-- Start AVAILABLE DATA --

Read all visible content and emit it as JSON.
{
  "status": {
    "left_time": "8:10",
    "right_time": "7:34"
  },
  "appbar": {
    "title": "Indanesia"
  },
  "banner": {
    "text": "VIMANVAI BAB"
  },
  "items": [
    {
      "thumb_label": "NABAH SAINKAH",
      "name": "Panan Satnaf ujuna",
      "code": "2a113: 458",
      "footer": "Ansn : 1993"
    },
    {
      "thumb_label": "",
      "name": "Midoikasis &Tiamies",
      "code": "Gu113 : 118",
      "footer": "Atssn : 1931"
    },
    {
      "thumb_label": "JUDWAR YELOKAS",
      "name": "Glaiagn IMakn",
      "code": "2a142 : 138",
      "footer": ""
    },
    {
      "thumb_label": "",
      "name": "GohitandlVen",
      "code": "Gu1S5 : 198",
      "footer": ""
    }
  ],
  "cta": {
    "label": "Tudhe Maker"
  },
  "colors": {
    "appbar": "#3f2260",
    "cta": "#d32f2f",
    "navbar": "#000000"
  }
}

-- End AVAILABLE DATA --

Reproduce the entries above in full, verbatim.

Read all visible content and emit it as JSON.
{
  "status": {
    "left_time": "8:10",
    "right_time": "7:34"
  },
  "appbar": {
    "title": "Indanesia"
  },
  "banner": {
    "text": "VIMANVAI BAB"
  },
  "items": [
    {
      "thumb_label": "NABAH SAINKAH",
      "name": "Panan Satnaf ujuna",
      "code": "2a113: 458",
      "footer": "Ansn : 1993"
    },
    {
      "thumb_label": "",
      "name": "Midoikasis &Tiamies",
      "code": "Gu113 : 118",
      "footer": "Atssn : 1931"
    },
    {
      "thumb_label": "JUDWAR YELOKAS",
      "name": "Glaiagn IMakn",
      "code": "2a142 : 138",
      "footer": ""
    },
    {
      "thumb_label": "",
      "name": "GohitandlVen",
      "code": "Gu1S5 : 198",
      "footer": ""
    }
  ],
  "cta": {
    "label": "Tudhe Maker"
  },
  "colors": {
    "appbar": "#3f2260",
    "cta": "#d32f2f",
    "navbar": "#000000"
  }
}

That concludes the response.